| EXCERPT |
Wednesday, October 24, 2012

1 Corinthians, Chapters 9 & 10: Paul is a 47 percenter

Chapter 9

Paul reminds us that he was an apostle and in a nifty bit of historical revisionism, saw Jesus.  I suppose it's possible, given that their lives overlapped. Then he argues that he and Barnabas shouldn't have to work, given that soldiers don't start wars and people eat the things they grow. Clearly, they're Democrats. After all, Mosaic law specifies that you have to feed your oxen, so the congregation should feed him. Also, temple workers get fed by their temples. Except that Paul isn't a Jew anymore, so why that rule applies is beyond me. I mean, you're in or out, no cherry-picking the bits you like.

Oh, but Paul isn't writing to assert any of these entitlements. He's doing it because he must. He admits that he fakes being a member of whatever community he's living in, to the point where he'll follow Jewish law if he's in a Jewish neighbourhood, or he'll act like a gentile when he's among them. But it's all for a good cause, so it's fine.

Chapter 10

Paul dwells on Moses for a bit, reminding his audience about Moses parting the Red Sea, but how most of them displeased god, so he punished them, to the tune of 23 000 deaths in a single day. So no fornicating, because the end is nigh.

He reminds us not to be tempted, and to take communion, because it makes them all one flesh. This is not to say that all sacrifices are to real gods, no sir. When gentiles make sacrifices, it's to the devil. So you need to choose: in our out. Just like Paul himself, when he says he should be paid just like a Jewish temple worker. He tells us that anything is permissible, but not everything is beneficial, and we should think about others.

You can eat anything the butcher sells, and eat everything that's put on your plate, even brussels sprouts, but try not to offend others with your cooking.

Monday, October 22, 2012

1 Corinthians, Chapters 7 & 8: Biblical marriage rules

Chapter 7

Paul informs us that it's better not to have sex at all, but if you must, for god's sake don't fornicate and stay heterosexually monogamous. Also, you have to have sex unless it's prayer time, but then you have to do it again right away lest Satan tempt you. Amazingly, you can still choose the position yourself.

He would actually prefer it if we were all celibate like him, especially widows. But he realises it's quite hard to do, and after all, it is better to marry than to burn (v. 9).

On to divorce: women can leave their husbands, but if one does, she can't remarry anyone except the original version. And yet, no one is calling for us to enforce this particular bit of biblically-mandated claptrap, even though it's in the same chapter that would seem to preclude gay marriage or sister wives. 

Mixed marriages: they're fine. The resulting spawn are christians. However, if your unbelieving spouse leaves, NBD. 

Be content with your lot in life. Don't get uncircumcised if you are (Yes, it's a thing) and don't get circumcised if you aren't. If you're a slave, don't sweat it, but take your freedom if it comes available. Unbelievably, this will still be a thing in 2012 that multiple candidates for office will still be saying.

| TASK SET |
**A.** In the 1 Corinthians blog, how many deaths in a single day does Paul's reminder about Moses mention?
**B.** Go on with the 1 Corinthians blog from its last sentence, keeping the same voice.

| DATASET SECTION |
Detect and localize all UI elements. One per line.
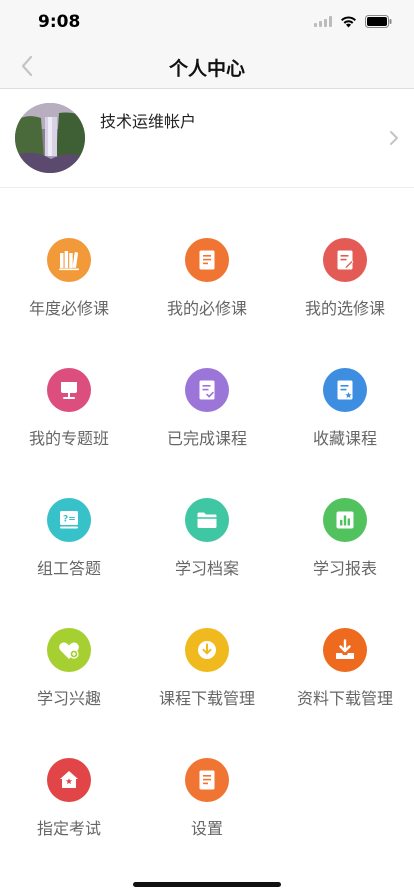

| RESPONSES IN ORDER |
**A.** 23 000 deaths in a single day.

**B.**
Virgins: god hasn't said much, but Paul has an opinion, which is that it is a good thing to be. If you're married, fine, stay that way, but if you aren't, stay that way, too. If you must, it's fine, but it will cause you a lot of heartache in life. Also, the world is ending soon. 

Finally, he get's down to the brass tacks: being married makes you think of worldly things, like how to please your spouse, but staying single means you can focus on god. Hah! If a woman is getting on in years, it's fine to marry her, but better not to. And if her husband dies, she can't remarry anyone except a fellow christian. 

Chapter 8

Knowledge is bad, charity is good. If you think you know something, you don't. If you love god, he'll love you. It's fine to eat animals sacrificed to other gods, but try not to do it in front of people of weak faith lest they sin. Being a vegetarian is also fine.  

Monday, October 15, 2012

1 Corinthians, Chapters 5 & 6: Sex-obsessed

Chapter 5

Things take a sharp turn for the quasi-incestuous as Paul addresses rumours of fornication among you, and such fornication as is not so much as named among the Gentiles, that one should have his father's wife. (v. 1) Not only that, according to Paul, they're proud to have a dude who banged one of his stepmothers amongst them. Naturally, he advises removing the creep so Satan can deal with him, because this kind of thing has a way of spreading. 

Other people to avoid: regular fornicators, the covetous, extortioners, idolators, slanderers or drunkards. Fun people, in other words. You can't even eat with them, just leave them for god to judge.

Chapter 6

Don't take other believers to court, because some day believers will take over the world and then they'll have to administer it for themselves, so they might as well start learning now. Eventually, they'll even have the power to judge angels. He advises finding someone smart among the congregation and setting him up as the judge rather than turning to a court of non-believers. 

Next, he lists all the people who won't be going to heaven: fornicators, idolators, adulterers, male prostitutes (though possibly just masturbators), homosexuals, thieves, greedy people, haters or swindlers. So basically, nobody's going to heaven. Apparently, some of them used to be some or all of those things. Paul admits that everything is permissible, but not everything is good for you. For once I agree with him, but that agreement is tempered by the fact that three verses ago he barred the entire LGTBQ community from heaven. 

Even though one could argue that the flesh is made for sex, and sex for the flesh, Paul urges us to keep it in our pants, because our bodies are for god. So no visiting prostitutes, because that would be polluting Christ's flesh. 

Did you know that if you have sex with a prostitute, you become one flesh? I knew that. I think Paul's a prude. He'd rather be one spirit (v. 17) with god. 

Paul still isn't done obsessing about what you do in your bedroom. He instructs us to flee fornication, because it's a crime against your own body, while all the other sins are external. Also, your body is a temple for the holy spirit, and god bought you, so keep things in good shape for him.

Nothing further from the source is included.